### Source text
>>>

You are viewing a plain text version of this content. The canonical link for it is here.
Posted to user@cassandra.apache.org by "Durity, Sean R" <SE...@homedepot.com> on 2019/08/05 15:14:45 UTC

RE: [EXTERNAL] Re: loading big amount of data to Cassandra

DataStax has a very fast bulk load tool - dsebulk. Not sure if it is available for open source or not. In my experience so far, I am very impressed with it.



Sean Durity – Staff Systems Engineer, Cassandra

-----Original Message-----
From: pat@xvalheru.org <pa...@xvalheru.org>
Sent: Saturday, August 3, 2019 6:06 AM
To: user@cassandra.apache.org
Cc: Dimo Velev <di...@gmail.com>
Subject: [EXTERNAL] Re: loading big amount of data to Cassandra

Thanks to all,

I'll try the SSTables.

<<<

### Dataset content
>>>

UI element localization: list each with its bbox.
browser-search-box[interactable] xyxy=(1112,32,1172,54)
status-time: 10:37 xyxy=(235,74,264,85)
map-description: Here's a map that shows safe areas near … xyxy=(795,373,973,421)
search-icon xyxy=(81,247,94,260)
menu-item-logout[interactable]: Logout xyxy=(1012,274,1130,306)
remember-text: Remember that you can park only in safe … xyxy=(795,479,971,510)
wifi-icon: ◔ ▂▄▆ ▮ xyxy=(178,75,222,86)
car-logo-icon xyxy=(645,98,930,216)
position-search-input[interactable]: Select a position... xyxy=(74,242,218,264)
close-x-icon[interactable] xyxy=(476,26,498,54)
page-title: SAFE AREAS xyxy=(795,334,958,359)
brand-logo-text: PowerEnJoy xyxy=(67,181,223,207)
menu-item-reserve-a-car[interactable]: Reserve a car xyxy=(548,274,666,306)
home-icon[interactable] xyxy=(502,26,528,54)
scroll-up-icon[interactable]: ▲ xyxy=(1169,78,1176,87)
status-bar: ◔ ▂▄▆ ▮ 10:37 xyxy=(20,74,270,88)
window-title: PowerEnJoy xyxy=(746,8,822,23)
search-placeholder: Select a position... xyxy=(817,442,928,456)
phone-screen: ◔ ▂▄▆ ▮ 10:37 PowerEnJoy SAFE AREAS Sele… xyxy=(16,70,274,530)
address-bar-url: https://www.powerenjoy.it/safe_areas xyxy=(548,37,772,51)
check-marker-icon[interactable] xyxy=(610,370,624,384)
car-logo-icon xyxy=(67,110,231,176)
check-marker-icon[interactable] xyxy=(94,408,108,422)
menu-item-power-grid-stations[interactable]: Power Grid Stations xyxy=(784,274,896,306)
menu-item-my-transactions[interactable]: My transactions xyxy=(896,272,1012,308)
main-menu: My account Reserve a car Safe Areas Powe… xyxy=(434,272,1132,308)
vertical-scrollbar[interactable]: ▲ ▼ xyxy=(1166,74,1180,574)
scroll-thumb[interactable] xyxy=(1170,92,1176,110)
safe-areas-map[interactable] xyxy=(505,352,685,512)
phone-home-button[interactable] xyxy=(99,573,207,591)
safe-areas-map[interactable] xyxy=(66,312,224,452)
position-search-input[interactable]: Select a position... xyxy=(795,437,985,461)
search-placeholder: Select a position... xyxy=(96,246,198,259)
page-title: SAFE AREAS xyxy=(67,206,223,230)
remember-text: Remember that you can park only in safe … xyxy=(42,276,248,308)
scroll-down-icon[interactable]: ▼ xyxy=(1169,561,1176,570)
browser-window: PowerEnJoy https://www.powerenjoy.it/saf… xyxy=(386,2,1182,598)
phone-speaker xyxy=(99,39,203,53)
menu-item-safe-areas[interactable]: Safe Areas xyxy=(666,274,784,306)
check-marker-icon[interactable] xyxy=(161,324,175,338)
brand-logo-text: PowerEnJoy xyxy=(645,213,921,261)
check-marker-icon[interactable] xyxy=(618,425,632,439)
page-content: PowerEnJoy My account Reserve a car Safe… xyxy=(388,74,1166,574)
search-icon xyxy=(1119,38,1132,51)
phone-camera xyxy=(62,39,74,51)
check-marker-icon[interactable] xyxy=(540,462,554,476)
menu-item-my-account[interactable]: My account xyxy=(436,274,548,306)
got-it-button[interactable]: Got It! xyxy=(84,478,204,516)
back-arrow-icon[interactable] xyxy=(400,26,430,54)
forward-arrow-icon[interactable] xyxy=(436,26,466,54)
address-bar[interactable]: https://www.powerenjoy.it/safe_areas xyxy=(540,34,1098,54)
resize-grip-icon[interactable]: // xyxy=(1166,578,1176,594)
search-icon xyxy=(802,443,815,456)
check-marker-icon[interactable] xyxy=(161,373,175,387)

<<<

### Work to be completed
Reproduce everything in the Cassandra mailing list post from "Sean Durity –" down to "try the SSTables.", swapping in "bulk loader" wherever "SSTables" appears.

### Complete answer
Sean Durity – Staff Systems Engineer, Cassandra

-----Original Message-----
From: pat@xvalheru.org <pa...@xvalheru.org>
Sent: Saturday, August 3, 2019 6:06 AM
To: user@cassandra.apache.org
Cc: Dimo Velev <di...@gmail.com>
Subject: [EXTERNAL] Re: loading big amount of data to Cassandra

Thanks to all,

I'll try the bulk loader.